**Exercise aim:**
Find and return each line containing "this".

Data lines start

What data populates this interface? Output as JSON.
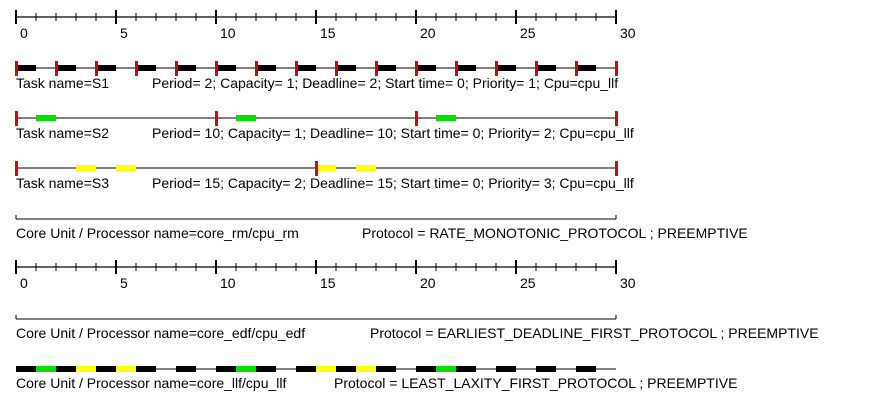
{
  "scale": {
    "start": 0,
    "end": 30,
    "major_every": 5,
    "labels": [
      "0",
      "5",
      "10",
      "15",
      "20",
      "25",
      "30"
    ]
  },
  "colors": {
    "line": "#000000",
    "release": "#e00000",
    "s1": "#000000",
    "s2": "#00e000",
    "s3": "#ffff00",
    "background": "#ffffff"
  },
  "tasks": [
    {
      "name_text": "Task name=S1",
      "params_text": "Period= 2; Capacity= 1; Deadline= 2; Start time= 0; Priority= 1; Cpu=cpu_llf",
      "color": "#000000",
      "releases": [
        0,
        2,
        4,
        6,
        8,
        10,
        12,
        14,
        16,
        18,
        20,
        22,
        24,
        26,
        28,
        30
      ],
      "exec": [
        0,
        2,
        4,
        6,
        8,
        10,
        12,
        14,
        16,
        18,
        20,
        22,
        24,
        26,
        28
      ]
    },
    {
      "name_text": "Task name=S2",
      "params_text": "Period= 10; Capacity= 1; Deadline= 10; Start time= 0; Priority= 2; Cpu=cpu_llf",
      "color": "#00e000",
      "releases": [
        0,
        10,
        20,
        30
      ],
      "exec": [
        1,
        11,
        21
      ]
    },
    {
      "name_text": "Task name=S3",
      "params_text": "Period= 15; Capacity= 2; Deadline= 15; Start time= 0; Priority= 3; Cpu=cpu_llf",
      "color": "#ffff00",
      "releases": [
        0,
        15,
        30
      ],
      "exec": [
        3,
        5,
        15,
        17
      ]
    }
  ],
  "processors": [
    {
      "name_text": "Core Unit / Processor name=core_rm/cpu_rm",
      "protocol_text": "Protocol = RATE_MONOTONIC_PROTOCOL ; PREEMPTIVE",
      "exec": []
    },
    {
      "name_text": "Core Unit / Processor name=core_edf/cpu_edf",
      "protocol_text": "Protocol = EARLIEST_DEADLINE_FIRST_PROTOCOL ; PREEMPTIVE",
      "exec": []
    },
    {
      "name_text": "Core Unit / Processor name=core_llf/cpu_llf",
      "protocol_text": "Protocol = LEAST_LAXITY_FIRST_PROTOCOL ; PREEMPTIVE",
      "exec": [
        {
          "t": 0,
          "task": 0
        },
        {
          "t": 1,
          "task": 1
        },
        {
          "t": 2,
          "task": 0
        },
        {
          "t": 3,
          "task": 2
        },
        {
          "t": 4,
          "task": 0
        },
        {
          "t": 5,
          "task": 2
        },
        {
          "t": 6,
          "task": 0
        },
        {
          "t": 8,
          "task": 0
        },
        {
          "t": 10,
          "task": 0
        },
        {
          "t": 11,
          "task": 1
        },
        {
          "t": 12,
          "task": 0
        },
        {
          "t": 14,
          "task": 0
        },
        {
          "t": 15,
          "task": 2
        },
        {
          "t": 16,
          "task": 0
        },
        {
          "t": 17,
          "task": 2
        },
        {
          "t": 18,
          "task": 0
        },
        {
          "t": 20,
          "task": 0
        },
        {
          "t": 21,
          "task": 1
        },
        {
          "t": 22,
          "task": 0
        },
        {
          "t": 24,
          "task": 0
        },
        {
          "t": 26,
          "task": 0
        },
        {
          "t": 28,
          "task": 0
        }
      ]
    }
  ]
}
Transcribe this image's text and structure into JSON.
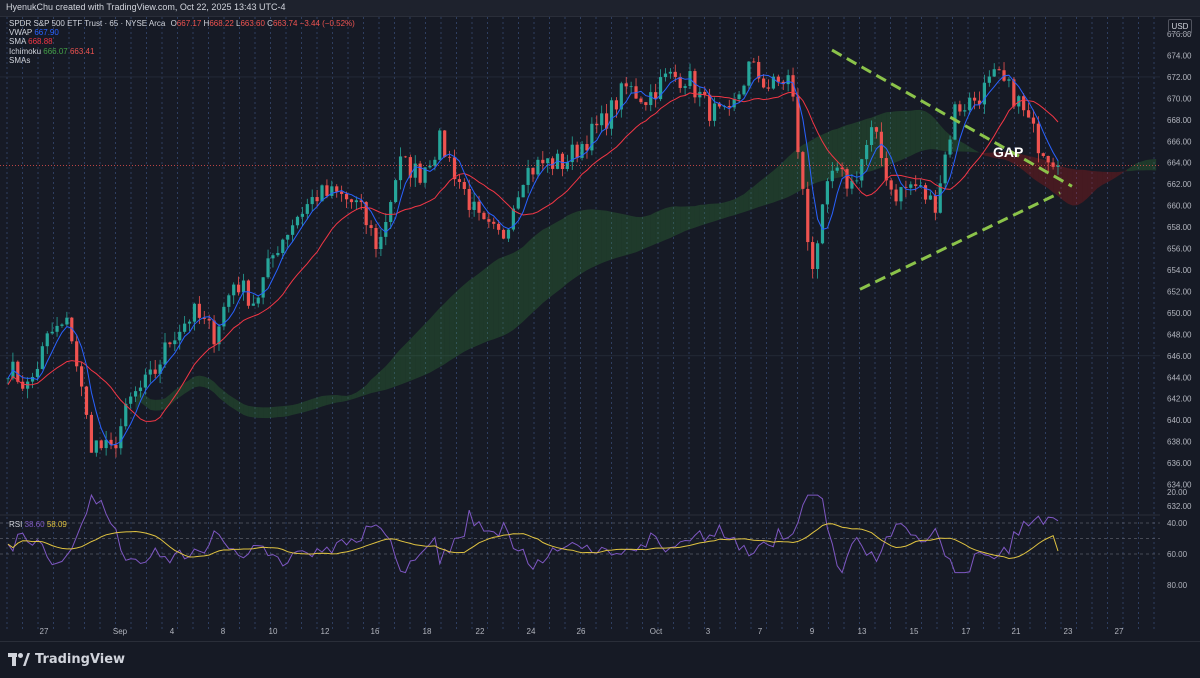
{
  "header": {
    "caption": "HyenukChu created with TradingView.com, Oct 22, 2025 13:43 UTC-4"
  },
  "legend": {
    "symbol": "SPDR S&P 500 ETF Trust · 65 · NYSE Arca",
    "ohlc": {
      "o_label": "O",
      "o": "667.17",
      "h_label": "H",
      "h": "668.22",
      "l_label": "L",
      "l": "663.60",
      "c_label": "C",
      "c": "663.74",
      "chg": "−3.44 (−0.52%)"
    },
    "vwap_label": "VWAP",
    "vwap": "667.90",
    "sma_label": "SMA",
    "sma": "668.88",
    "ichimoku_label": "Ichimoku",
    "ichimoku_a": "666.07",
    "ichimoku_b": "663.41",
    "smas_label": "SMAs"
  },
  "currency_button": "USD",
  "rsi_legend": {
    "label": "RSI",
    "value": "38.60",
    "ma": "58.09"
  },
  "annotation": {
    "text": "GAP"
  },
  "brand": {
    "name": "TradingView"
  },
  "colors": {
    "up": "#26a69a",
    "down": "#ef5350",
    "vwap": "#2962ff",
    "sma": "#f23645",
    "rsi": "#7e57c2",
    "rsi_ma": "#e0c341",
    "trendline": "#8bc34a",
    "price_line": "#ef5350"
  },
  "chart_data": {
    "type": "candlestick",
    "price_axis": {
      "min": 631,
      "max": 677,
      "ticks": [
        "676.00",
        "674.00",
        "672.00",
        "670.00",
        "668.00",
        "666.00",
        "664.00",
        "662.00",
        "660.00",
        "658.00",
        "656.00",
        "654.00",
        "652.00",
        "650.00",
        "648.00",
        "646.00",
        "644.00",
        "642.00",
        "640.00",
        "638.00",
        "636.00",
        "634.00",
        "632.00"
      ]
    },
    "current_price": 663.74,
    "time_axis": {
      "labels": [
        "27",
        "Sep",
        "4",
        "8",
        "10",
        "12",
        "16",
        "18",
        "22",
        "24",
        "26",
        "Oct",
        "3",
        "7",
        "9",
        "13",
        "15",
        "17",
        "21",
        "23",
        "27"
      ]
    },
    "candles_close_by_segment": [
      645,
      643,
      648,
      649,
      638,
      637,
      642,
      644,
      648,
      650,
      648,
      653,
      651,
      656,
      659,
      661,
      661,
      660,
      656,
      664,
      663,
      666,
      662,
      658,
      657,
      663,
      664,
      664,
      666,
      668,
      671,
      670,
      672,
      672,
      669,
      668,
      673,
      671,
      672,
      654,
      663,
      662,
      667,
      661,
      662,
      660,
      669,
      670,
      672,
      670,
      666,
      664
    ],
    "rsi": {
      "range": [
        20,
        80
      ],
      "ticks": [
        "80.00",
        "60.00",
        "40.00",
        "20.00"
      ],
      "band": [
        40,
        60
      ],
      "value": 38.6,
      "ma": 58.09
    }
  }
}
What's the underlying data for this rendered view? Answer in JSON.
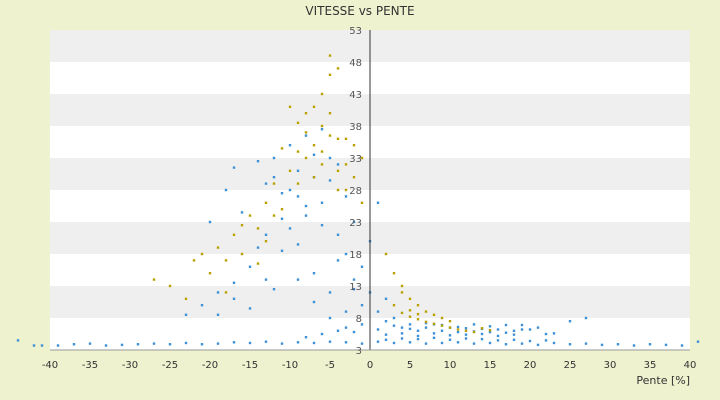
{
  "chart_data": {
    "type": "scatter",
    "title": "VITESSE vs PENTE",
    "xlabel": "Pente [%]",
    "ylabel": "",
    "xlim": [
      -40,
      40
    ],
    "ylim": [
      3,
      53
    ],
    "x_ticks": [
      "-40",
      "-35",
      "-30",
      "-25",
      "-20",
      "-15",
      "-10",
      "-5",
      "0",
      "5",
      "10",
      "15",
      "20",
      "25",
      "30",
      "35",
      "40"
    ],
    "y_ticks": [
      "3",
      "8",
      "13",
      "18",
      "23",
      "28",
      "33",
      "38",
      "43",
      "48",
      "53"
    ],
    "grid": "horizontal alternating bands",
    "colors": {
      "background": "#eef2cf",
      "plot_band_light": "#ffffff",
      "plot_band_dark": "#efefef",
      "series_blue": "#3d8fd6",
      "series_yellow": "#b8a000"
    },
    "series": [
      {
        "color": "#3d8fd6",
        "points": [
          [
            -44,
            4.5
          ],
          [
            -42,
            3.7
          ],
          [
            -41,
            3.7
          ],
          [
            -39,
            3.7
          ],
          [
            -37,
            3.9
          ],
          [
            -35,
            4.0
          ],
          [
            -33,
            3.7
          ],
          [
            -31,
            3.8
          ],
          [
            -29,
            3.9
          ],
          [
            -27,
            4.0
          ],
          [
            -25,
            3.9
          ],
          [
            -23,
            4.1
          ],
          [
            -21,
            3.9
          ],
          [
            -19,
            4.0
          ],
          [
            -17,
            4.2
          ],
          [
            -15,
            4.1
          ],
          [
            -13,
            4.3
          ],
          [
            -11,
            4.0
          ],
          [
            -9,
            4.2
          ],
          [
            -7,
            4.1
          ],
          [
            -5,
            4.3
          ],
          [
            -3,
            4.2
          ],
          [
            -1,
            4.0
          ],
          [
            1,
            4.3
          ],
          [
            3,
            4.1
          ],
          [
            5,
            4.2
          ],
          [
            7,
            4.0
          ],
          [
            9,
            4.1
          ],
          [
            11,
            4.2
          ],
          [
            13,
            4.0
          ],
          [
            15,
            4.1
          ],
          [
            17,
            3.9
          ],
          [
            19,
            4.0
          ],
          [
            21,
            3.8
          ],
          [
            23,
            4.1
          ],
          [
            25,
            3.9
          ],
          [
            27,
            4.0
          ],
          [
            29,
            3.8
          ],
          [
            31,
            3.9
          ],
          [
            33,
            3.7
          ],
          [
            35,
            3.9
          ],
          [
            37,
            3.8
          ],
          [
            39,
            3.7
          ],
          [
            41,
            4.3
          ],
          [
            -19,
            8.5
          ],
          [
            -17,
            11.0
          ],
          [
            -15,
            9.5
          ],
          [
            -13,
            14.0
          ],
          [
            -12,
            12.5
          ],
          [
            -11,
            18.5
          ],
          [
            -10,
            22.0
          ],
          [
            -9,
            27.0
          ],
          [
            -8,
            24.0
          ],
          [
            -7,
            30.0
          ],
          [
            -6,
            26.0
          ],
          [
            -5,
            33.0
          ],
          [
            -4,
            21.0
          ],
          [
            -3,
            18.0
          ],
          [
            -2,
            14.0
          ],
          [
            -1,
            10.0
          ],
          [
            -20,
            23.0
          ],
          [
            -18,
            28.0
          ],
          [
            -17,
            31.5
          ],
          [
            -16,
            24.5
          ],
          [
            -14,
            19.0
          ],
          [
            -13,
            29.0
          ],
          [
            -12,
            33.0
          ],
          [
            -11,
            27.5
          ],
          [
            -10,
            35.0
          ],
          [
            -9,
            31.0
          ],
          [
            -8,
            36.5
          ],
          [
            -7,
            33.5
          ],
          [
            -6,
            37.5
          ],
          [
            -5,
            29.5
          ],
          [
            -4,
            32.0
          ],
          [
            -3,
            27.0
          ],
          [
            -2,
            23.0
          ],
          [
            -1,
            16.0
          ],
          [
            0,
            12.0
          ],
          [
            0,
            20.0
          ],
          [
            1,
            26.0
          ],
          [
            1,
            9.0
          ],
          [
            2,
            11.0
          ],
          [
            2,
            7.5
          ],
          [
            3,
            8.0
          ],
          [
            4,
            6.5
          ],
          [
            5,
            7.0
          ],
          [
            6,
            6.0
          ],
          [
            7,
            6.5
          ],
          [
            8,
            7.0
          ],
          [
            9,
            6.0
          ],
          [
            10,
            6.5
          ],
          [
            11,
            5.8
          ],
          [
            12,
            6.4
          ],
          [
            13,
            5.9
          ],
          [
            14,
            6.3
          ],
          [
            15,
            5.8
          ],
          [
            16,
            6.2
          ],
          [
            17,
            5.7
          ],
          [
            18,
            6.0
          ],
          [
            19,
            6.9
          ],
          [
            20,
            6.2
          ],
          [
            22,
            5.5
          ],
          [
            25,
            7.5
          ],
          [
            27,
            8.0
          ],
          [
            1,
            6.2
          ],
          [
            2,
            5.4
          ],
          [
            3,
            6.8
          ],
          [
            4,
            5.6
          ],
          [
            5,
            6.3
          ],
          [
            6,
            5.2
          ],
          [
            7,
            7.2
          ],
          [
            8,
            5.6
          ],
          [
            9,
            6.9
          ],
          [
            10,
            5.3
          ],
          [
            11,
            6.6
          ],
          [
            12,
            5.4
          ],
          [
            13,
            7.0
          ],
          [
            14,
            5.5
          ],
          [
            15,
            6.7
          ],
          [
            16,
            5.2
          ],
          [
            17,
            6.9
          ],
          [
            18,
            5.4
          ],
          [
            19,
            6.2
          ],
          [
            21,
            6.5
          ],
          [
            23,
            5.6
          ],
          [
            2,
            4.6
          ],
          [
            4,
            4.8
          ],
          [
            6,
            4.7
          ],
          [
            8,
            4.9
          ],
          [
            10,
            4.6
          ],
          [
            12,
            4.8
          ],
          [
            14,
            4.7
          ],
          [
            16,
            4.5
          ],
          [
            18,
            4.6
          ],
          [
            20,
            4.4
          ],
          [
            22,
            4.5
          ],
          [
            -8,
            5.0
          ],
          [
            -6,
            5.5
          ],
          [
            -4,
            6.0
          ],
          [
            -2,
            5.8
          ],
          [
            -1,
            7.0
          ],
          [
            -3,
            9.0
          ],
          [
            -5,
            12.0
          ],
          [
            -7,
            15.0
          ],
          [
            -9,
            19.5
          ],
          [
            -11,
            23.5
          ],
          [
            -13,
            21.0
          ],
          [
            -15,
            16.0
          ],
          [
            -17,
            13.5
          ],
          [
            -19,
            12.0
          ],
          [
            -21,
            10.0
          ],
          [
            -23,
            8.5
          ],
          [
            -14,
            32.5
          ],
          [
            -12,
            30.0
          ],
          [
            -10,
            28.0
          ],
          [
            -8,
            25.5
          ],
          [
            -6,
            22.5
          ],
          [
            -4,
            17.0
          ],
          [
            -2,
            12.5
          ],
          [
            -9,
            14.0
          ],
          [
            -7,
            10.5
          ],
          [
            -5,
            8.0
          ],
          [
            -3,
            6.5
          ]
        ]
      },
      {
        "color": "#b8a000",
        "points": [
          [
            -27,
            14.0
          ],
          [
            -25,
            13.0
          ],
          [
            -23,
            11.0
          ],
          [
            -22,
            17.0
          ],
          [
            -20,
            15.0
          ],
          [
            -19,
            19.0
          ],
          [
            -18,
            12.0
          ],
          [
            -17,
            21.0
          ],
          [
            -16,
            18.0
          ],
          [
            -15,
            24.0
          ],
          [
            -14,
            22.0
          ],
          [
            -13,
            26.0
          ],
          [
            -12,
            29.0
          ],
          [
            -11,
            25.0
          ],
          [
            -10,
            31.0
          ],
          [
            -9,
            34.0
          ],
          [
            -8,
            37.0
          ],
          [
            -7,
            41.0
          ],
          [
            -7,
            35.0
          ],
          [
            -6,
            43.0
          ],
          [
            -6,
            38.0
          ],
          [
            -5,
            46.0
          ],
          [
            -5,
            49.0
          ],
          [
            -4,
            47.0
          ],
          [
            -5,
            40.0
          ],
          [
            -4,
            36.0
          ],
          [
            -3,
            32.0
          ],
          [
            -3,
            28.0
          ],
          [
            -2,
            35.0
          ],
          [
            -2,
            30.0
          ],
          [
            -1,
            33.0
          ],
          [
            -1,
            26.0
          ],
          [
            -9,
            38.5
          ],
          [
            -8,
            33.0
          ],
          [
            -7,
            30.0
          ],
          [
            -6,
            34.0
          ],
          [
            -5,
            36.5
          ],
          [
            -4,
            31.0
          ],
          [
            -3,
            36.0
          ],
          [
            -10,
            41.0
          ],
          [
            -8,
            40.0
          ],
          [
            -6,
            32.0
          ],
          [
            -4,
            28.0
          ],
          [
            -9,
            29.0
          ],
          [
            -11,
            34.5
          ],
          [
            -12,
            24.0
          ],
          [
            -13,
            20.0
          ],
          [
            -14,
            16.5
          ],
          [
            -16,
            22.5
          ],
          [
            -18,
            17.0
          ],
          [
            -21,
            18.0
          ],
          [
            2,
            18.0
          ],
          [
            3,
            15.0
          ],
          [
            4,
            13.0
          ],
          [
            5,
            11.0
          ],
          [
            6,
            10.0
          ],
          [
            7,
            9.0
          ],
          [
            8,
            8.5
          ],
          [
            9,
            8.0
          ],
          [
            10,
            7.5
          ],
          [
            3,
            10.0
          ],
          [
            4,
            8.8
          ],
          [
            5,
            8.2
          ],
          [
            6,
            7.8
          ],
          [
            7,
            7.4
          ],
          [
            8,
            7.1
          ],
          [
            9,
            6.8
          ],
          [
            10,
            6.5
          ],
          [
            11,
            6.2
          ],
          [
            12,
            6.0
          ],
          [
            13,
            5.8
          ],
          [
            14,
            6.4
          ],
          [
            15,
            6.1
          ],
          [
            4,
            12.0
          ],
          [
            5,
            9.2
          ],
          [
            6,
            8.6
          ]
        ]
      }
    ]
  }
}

Data lines end

**Result:**
What data populates this interface? Output as JSON.
Transcribe this image's text and structure into JSON.
What's the underlying data for this rendered view? Answer in JSON.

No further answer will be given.